§ **GIVEN INSTRUCTION**
Output all entries verbatim. Skip pictures.

§ **INPUT MATERIAL**
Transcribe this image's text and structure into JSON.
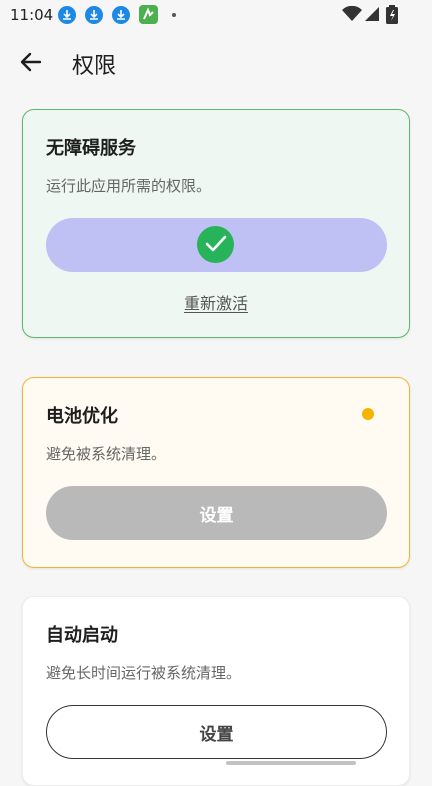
{
  "status_bar": {
    "time": "11:04",
    "icons": [
      "download-icon",
      "download-icon",
      "download-icon",
      "app-notification-icon",
      "dot-icon",
      "wifi-icon",
      "signal-icon",
      "battery-icon"
    ]
  },
  "app_bar": {
    "back_icon": "arrow-left-icon",
    "title": "权限"
  },
  "cards": {
    "accessibility": {
      "title": "无障碍服务",
      "description": "运行此应用所需的权限。",
      "status_icon": "check-icon",
      "link": "重新激活",
      "border_color": "#5cb86a",
      "background": "#eef7f1"
    },
    "battery": {
      "title": "电池优化",
      "description": "避免被系统清理。",
      "indicator_color": "#f5b400",
      "button": "设置",
      "border_color": "#f2b531"
    },
    "autostart": {
      "title": "自动启动",
      "description": "避免长时间运行被系统清理。",
      "button": "设置"
    }
  },
  "colors": {
    "accent_lavender": "#bfc0f3",
    "success_green": "#27b35a",
    "disabled_gray": "#b9b9b9"
  }
}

§ **COMPLETED TASK**
Transcribe this image's text and structure into JSON.
{
  "status_bar": {
    "time": "11:04",
    "icons": [
      "download-icon",
      "download-icon",
      "download-icon",
      "app-notification-icon",
      "dot-icon",
      "wifi-icon",
      "signal-icon",
      "battery-icon"
    ]
  },
  "app_bar": {
    "back_icon": "arrow-left-icon",
    "title": "权限"
  },
  "cards": {
    "accessibility": {
      "title": "无障碍服务",
      "description": "运行此应用所需的权限。",
      "status_icon": "check-icon",
      "link": "重新激活",
      "border_color": "#5cb86a",
      "background": "#eef7f1"
    },
    "battery": {
      "title": "电池优化",
      "description": "避免被系统清理。",
      "indicator_color": "#f5b400",
      "button": "设置",
      "border_color": "#f2b531"
    },
    "autostart": {
      "title": "自动启动",
      "description": "避免长时间运行被系统清理。",
      "button": "设置"
    }
  },
  "colors": {
    "accent_lavender": "#bfc0f3",
    "success_green": "#27b35a",
    "disabled_gray": "#b9b9b9"
  }
}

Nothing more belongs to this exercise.